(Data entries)
########################################

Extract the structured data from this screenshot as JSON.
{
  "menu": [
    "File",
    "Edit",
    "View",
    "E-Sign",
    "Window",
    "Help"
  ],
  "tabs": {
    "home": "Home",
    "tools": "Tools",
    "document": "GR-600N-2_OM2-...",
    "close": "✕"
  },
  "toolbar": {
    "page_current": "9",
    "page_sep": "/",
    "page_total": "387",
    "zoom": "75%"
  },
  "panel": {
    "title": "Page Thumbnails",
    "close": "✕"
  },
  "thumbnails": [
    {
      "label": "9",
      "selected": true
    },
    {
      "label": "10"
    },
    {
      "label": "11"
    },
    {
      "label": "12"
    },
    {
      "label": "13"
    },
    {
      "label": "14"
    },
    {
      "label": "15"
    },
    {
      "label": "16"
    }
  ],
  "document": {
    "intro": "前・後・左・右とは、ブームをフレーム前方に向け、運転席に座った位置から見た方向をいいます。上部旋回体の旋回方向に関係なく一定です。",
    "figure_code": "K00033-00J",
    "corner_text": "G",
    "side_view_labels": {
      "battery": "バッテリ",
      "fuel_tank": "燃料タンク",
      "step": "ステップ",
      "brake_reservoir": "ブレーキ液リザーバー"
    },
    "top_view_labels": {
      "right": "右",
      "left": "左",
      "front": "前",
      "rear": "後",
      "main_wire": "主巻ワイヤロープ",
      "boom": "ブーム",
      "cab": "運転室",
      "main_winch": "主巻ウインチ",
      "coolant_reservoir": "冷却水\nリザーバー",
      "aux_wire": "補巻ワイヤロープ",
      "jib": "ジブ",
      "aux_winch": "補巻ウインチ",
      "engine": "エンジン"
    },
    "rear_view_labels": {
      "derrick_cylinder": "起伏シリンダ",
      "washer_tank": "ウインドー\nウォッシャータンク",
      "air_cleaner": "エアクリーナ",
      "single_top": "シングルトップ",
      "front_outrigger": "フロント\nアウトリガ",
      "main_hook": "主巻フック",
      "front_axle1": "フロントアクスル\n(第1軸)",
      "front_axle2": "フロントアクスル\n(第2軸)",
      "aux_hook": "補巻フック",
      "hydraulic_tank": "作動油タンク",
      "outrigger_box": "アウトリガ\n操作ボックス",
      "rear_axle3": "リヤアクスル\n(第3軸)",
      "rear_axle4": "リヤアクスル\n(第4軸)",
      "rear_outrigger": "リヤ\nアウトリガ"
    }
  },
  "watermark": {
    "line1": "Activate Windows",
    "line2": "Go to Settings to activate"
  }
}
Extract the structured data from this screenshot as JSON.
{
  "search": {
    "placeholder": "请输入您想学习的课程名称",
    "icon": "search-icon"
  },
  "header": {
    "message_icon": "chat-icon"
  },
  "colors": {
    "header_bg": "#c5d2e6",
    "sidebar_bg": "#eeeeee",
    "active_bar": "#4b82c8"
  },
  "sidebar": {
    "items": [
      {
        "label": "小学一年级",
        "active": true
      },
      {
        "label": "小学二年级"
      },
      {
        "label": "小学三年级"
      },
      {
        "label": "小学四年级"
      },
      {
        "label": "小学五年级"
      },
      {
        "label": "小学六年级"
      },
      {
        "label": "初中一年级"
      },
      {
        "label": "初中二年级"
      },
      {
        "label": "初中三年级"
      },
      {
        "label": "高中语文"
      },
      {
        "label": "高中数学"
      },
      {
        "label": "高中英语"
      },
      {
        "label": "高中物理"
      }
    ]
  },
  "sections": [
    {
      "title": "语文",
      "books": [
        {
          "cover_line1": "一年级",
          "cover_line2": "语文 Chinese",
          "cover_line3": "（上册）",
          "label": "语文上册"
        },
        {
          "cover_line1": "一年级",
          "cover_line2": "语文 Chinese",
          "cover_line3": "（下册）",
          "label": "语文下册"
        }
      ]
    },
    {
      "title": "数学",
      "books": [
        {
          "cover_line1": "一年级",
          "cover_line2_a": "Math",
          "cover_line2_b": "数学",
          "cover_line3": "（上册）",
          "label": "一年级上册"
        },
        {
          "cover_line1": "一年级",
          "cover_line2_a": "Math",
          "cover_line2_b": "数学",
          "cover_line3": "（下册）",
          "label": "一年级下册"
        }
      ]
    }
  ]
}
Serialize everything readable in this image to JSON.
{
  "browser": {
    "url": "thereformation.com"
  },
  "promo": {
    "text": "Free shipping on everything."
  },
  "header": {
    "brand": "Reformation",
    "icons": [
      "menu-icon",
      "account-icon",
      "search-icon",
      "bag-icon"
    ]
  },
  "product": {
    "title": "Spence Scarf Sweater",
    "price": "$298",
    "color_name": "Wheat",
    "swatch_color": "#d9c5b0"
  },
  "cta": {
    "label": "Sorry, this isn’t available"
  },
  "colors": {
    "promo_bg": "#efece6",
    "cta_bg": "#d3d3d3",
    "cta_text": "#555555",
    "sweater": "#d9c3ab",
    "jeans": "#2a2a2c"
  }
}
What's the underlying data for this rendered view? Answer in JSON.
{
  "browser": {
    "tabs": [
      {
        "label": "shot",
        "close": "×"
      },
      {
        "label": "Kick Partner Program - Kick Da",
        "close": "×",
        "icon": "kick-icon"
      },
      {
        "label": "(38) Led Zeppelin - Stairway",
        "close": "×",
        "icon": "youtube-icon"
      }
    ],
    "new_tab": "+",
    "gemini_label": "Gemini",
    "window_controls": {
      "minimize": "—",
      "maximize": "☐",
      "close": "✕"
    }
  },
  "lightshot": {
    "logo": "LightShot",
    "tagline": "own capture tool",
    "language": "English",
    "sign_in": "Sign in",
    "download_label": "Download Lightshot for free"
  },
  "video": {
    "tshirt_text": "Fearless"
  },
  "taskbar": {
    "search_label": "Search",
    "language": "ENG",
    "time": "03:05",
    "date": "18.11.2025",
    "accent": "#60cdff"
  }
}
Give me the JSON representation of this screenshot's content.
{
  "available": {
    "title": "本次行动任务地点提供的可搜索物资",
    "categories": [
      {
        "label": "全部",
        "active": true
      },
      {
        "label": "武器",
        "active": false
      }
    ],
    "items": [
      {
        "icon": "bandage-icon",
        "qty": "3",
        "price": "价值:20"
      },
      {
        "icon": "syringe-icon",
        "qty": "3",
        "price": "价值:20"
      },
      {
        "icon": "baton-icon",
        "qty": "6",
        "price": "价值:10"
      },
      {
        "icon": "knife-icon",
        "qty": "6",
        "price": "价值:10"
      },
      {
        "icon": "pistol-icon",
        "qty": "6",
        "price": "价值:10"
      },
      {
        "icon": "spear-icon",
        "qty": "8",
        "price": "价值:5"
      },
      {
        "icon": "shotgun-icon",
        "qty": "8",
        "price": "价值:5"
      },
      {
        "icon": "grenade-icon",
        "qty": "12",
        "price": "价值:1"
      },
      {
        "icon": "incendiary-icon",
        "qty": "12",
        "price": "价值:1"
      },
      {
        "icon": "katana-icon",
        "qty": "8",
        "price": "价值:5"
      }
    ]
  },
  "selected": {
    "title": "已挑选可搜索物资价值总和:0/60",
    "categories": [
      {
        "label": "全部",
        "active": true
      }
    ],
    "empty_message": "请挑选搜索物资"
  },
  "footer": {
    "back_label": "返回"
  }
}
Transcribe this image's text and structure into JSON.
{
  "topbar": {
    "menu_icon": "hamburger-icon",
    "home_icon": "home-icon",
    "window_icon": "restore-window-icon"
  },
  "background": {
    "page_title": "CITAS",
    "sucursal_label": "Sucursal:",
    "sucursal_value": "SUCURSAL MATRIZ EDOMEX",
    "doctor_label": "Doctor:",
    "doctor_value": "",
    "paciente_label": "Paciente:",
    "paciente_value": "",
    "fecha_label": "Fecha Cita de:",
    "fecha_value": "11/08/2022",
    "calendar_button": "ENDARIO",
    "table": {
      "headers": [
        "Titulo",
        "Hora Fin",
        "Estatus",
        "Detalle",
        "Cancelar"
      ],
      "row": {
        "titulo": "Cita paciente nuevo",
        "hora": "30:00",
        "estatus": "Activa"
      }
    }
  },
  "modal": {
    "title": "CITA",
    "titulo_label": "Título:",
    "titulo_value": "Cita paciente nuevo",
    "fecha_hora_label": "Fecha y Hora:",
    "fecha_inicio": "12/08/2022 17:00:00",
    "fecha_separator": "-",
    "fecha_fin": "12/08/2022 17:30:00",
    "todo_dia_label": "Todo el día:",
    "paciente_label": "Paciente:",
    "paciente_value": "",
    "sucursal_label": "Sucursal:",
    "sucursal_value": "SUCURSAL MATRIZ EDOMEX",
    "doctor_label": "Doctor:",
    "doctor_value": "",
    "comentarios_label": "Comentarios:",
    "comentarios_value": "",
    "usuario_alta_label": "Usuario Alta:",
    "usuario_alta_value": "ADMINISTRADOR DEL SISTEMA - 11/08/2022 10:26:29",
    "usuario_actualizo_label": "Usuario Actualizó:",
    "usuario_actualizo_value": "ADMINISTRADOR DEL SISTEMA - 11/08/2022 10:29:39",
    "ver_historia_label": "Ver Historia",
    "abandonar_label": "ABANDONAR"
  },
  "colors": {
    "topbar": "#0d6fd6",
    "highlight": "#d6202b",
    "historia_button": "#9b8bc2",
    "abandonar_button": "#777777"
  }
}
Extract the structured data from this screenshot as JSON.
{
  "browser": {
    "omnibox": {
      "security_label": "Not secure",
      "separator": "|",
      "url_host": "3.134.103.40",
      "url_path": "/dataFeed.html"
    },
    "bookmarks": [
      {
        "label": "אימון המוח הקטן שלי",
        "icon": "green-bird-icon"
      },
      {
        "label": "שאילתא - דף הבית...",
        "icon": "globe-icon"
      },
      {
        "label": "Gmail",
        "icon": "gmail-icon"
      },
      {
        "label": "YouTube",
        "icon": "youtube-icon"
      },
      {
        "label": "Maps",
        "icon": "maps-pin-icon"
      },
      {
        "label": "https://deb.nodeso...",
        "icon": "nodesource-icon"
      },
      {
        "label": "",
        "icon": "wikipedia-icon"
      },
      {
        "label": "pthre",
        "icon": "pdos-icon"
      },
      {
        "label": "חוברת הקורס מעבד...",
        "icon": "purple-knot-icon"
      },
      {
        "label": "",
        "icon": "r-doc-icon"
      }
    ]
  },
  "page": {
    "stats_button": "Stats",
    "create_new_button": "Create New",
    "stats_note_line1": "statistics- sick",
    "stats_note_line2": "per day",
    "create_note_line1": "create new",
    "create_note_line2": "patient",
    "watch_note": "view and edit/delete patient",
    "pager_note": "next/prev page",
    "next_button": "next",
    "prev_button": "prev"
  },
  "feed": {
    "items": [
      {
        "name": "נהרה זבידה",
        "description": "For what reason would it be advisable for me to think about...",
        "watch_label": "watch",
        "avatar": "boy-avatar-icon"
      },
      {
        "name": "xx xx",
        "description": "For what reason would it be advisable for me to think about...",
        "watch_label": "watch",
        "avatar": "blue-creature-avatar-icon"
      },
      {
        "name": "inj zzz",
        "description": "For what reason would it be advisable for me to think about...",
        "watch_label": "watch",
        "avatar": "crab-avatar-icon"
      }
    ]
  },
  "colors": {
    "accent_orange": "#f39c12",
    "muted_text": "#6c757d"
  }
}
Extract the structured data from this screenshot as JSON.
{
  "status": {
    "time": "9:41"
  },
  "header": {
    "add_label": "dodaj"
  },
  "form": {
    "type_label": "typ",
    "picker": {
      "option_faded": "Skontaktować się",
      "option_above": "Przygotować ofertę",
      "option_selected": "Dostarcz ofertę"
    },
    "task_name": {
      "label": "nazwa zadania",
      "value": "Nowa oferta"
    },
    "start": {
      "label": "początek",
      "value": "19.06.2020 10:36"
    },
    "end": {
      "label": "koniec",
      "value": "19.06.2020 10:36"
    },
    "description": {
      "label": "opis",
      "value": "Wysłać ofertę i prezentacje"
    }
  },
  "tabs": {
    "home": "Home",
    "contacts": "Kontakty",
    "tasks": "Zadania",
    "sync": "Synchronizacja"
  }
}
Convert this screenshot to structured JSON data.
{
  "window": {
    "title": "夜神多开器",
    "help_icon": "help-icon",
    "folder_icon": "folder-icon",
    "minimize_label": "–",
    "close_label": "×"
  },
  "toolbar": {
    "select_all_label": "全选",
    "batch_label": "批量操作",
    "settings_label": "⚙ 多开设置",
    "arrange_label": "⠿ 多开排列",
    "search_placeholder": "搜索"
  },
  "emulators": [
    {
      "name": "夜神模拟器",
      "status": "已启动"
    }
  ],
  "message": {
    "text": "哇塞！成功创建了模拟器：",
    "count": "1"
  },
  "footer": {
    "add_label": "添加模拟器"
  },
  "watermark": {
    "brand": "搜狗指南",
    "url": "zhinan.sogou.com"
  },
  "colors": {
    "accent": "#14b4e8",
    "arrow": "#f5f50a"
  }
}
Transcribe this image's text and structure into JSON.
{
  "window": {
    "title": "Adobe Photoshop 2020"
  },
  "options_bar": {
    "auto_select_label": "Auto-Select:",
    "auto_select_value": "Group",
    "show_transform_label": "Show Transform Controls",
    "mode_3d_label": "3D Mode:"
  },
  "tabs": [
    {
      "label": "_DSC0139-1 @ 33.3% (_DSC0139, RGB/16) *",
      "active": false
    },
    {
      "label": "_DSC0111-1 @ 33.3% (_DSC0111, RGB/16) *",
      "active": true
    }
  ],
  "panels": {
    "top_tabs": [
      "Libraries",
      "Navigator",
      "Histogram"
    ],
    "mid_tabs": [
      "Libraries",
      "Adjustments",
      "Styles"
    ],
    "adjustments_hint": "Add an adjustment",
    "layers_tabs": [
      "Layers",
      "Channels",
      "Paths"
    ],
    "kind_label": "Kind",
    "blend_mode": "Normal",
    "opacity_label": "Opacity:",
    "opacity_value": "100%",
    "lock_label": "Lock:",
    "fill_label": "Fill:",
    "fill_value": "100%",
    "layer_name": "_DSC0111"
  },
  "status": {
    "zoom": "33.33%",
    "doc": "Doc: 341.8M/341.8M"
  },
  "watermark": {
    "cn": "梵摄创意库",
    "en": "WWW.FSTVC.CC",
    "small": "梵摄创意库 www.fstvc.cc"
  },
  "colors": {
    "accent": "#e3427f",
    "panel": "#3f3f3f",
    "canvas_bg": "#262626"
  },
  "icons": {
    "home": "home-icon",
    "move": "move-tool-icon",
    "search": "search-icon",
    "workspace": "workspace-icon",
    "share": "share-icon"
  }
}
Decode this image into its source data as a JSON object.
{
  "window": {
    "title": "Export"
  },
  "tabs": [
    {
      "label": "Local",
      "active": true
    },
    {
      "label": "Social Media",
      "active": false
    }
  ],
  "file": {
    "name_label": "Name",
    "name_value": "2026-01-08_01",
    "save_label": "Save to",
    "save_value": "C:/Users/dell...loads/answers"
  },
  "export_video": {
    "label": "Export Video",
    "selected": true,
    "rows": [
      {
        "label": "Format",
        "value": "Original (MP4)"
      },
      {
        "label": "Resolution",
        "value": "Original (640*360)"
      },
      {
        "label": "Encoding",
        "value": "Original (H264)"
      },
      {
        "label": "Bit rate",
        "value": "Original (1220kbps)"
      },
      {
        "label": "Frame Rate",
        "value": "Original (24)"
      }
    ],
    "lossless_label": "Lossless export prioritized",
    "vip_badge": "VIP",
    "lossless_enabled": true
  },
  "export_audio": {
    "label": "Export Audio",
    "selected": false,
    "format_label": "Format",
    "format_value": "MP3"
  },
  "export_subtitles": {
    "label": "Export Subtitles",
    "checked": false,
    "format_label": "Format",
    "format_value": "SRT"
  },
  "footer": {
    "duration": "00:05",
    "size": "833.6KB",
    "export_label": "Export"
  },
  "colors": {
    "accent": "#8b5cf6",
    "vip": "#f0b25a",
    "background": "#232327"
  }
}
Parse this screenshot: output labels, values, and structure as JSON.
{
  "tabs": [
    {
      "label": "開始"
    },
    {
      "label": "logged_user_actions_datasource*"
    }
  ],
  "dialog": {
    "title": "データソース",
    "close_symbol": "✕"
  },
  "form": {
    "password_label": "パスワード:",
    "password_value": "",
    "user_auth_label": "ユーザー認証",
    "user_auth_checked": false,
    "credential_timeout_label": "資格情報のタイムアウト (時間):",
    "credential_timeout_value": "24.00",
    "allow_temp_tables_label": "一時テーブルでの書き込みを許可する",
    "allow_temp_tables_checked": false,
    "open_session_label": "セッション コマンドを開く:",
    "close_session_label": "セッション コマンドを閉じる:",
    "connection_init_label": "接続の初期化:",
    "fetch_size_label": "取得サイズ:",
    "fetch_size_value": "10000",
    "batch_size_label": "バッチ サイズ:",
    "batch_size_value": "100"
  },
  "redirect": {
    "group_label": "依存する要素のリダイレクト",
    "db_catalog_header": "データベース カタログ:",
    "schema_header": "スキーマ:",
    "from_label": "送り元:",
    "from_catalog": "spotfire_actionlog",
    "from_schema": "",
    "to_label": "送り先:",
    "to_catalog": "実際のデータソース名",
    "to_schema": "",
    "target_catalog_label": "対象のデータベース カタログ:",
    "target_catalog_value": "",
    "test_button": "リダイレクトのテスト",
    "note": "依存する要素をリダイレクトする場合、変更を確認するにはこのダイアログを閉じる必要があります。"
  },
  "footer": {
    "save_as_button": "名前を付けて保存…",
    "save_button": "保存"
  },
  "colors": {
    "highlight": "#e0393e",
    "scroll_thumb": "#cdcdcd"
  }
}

########################################

# [EXERCISE TASK]
Of the lines above, how many contain the string "everything"? Only the number is required.

# [SOLUTION]
2